Task to complete ▸ Would you repeat the listing exactly but omit every picture?

Exercise input ▸
▬▬▬▬▬▬

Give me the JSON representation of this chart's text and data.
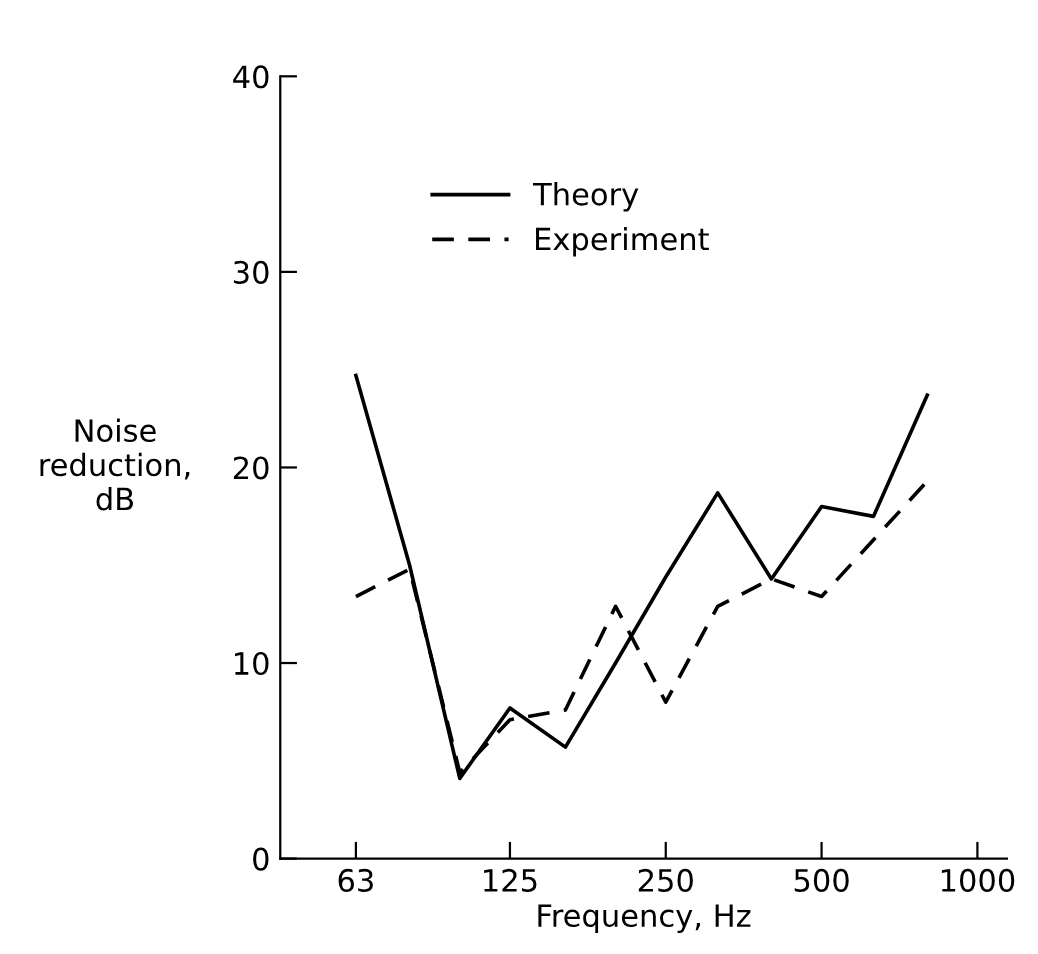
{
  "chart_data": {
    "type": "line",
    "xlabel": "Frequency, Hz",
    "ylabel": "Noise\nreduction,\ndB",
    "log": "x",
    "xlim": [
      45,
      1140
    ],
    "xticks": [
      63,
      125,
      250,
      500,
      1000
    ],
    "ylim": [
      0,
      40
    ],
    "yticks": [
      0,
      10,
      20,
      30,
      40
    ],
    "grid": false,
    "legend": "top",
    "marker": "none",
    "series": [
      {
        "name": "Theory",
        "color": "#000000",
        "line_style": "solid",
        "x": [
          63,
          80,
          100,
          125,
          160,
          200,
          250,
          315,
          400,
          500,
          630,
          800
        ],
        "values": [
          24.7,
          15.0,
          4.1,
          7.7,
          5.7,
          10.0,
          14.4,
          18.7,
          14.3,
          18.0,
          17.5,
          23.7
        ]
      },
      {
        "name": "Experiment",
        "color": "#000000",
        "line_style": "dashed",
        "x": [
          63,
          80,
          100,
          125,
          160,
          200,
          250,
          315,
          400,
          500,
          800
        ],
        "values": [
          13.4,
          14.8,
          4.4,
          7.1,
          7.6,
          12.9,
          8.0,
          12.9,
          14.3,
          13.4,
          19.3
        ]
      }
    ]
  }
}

▬▬▬▬▬▬

Task answer ▸
Give me the JSON representation of this chart's text and data.
{
  "chart_data": {
    "type": "line",
    "xlabel": "Frequency, Hz",
    "ylabel": "Noise\nreduction,\ndB",
    "log": "x",
    "xlim": [
      45,
      1140
    ],
    "xticks": [
      63,
      125,
      250,
      500,
      1000
    ],
    "ylim": [
      0,
      40
    ],
    "yticks": [
      0,
      10,
      20,
      30,
      40
    ],
    "grid": false,
    "legend": "top",
    "marker": "none",
    "series": [
      {
        "name": "Theory",
        "color": "#000000",
        "line_style": "solid",
        "x": [
          63,
          80,
          100,
          125,
          160,
          200,
          250,
          315,
          400,
          500,
          630,
          800
        ],
        "values": [
          24.7,
          15.0,
          4.1,
          7.7,
          5.7,
          10.0,
          14.4,
          18.7,
          14.3,
          18.0,
          17.5,
          23.7
        ]
      },
      {
        "name": "Experiment",
        "color": "#000000",
        "line_style": "dashed",
        "x": [
          63,
          80,
          100,
          125,
          160,
          200,
          250,
          315,
          400,
          500,
          800
        ],
        "values": [
          13.4,
          14.8,
          4.4,
          7.1,
          7.6,
          12.9,
          8.0,
          12.9,
          14.3,
          13.4,
          19.3
        ]
      }
    ]
  }
}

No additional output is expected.